[Extracts from a graphics dataset]
◆ ◆ ◆ ◆ ◆
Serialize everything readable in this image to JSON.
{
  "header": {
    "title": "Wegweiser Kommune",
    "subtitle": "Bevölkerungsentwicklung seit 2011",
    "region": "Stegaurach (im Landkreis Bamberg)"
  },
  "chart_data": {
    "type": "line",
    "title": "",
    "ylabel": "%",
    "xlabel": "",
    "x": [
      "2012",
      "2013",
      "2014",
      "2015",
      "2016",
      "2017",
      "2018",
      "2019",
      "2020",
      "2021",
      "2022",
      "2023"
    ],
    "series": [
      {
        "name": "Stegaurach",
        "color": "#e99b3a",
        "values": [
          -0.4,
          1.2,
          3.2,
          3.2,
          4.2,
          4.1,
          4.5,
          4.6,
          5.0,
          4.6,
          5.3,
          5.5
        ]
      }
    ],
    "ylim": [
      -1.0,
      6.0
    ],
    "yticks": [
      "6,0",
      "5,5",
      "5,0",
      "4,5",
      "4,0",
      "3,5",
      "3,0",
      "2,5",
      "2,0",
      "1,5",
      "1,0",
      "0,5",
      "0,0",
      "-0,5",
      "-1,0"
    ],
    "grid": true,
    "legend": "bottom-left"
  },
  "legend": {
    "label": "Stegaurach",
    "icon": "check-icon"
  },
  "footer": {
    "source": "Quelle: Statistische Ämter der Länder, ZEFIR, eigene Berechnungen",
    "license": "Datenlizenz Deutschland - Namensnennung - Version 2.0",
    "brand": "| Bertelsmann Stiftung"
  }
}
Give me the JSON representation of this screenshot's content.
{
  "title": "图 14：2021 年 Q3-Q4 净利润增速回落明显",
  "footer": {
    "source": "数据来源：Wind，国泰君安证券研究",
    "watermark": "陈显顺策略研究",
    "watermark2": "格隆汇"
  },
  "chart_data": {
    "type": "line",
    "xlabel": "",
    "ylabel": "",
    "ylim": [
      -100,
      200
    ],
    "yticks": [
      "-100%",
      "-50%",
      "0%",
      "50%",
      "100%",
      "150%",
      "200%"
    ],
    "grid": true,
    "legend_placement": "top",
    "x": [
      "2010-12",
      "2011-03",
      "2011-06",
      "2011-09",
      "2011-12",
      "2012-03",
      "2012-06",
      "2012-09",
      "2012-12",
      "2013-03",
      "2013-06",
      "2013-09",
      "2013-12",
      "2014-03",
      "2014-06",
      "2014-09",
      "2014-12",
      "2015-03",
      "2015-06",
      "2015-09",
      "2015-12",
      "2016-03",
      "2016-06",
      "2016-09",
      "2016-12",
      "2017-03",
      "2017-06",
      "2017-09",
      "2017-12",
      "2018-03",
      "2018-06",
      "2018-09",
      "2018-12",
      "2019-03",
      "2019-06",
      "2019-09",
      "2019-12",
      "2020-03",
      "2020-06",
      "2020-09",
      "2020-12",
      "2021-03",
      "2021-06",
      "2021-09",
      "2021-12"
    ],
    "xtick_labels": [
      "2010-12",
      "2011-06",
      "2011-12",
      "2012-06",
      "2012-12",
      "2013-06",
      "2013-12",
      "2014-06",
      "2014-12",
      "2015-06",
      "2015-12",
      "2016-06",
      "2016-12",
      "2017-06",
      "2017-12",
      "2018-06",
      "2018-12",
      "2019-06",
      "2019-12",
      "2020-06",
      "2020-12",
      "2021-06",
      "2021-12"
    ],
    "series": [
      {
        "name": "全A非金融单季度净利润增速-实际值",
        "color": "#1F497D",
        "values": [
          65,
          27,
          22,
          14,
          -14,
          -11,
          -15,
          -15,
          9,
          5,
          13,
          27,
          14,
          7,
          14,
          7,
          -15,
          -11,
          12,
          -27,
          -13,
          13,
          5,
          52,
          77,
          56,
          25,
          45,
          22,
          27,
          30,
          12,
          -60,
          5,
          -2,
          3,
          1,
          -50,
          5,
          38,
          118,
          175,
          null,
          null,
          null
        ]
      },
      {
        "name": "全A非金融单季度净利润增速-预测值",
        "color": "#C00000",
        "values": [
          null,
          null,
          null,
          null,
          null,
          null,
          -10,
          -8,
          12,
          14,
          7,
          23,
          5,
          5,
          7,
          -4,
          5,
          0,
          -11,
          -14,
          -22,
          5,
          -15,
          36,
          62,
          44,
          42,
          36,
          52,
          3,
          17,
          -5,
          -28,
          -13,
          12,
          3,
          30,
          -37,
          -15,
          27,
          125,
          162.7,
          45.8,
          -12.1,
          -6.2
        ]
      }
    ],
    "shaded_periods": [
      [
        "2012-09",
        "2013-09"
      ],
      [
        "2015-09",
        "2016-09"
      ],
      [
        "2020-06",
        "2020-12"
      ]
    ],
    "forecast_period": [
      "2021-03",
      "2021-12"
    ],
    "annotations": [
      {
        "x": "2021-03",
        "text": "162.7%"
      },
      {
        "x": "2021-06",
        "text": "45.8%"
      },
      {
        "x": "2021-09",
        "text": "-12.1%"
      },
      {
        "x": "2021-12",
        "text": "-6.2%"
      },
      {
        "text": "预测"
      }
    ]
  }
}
◆ ◆ ◆ ◆ ◆
» PROBLEM DETAILS
Your task is to gather every line with the word "color" and copy it.

» OUTPUT OF THE TASK
        "color": "#e99b3a",
        "color": "#1F497D",
        "color": "#C00000",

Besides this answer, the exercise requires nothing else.